Dominika Červenková (born 18 May 1988 in České Budějovice) is a rhythmic gymnast from Czech Republic, who participated in 2004 Athens Olympic Games.

Biography

Červenková started gymnastics at the age of four. Since her earliest years she has made a great impression on the Czech rhythmic gymnastics, which had failed to qualify at least one other athlete for the 2000 Olympics.

Under the guidance of coach Ivana Pokorná, she joined the senior national team in 2003. She finished second all-around in the national championships to Kateřina Kopáčová and won her first senior title with ball. She however beat the Czech number one in the Budapest World Championships that served as the qualification event for the 2004 Olympics. Červenková finished 18th in the qualification round and slipped down to 25th in the final all-around, but it was enough to secure the Czech Republic one Olympic spot.

In 2004 Červenková won her first all-around national title and confirmed herself as the third gymnast to represent the Czech Republic (first one since Lenka Oulehlová and Andrea Šebestová finished 22nd and 28th respectively in the 1996 Summer Olympics in Atlanta). Being only 16 years old, Červenková was the youngest member of the Czech Olympic team for Athens, as well as the tiniest one (only 1.60m tall). Struggling with her last hoop routine she finished 20th in the all-around qualification, but was warmly applauded by the audience.

## REQUIRED ACTIONS
- a) In the biography of Dominika Červenková, why did her 25th-place all-around finish at the Budapest World Championships matter?
- b) Please reproduce the Červenková biography from "Červenková started gymnastics" up to and including "one Olympic spot.", swapping "coach" for "trainer".
- c) Extend the biography of the gymnast Dominika Červenková, picking up right after its final sentence.

## INPUT DATA
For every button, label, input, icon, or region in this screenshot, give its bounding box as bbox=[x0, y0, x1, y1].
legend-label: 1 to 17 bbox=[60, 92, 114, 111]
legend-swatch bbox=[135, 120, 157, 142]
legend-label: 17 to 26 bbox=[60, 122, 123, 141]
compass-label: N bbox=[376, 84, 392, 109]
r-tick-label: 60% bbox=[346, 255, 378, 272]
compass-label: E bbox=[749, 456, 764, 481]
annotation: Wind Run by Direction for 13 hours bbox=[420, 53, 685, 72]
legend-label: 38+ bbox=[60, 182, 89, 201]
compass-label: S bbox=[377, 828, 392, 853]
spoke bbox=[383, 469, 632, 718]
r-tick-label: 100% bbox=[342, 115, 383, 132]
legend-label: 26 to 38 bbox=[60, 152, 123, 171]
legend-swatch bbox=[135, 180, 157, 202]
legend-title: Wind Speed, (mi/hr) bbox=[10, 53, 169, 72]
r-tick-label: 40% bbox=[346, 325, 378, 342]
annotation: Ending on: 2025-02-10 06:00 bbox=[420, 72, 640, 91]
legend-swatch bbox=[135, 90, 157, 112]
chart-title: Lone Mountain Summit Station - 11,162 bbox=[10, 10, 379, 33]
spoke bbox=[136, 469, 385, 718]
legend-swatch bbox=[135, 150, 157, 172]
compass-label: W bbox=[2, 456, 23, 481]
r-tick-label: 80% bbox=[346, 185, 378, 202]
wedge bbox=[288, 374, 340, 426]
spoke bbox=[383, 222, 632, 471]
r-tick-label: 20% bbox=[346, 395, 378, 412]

## ANSWERS TO THIS EXERCISE
- a) The Budapest World Championships served as the qualification event for the 2004 Olympics. Her 25th-place all-around finish there was enough to secure the Czech Republic one Olympic spot.

- b)
Červenková started gymnastics at the age of four. Since her earliest years she has made a great impression on the Czech rhythmic gymnastics, which had failed to qualify at least one other athlete for the 2000 Olympics.

Under the guidance of trainer Ivana Pokorná, she joined the senior national team in 2003. She finished second all-around in the national championships to Kateřina Kopáčová and won her first senior title with ball. She however beat the Czech number one in the Budapest World Championships that served as the qualification event for the 2004 Olympics. Červenková finished 18th in the qualification round and slipped down to 25th in the final all-around, but it was enough to secure the Czech Republic one Olympic spot.

- c)
In Baku, Červenková competed again in the world championships in 2005, 16th all-around final. She also took participation in the 2005 World Games in Duisburg, the individual apparatus substitute event to the Olympic Games recording the best result of ninth place with ribbon, only 0.05 pts out of final.

In 2006, Červenková had planned to take full advantage of her past results, particularly in the European Championships, though due to injury, had to withdraw from a large part of the season in favour of intensive rehabilitation. She thus missed the major part of the season, including the Europeans. In January 2007 the Czech Rhythmic Gymnastics Union board decided to discard Červenková from the national team following advice from the sport-medicine consultants.

Červenková is known for her tender and dynamic routines, nice body lines and appropriate flexibility balance, but she lacks the courage to risk and sometimes makes major mistakes. Fans love her for her charming and friendly character and smile.

Right now she still competing, but only in national competitions.

Trivia
Anna Bessonova of Ukraine is her favorite gymnast while javelin thrower and three-time Olympic champion Jan Železný is her favorite non-gymnastics athlete.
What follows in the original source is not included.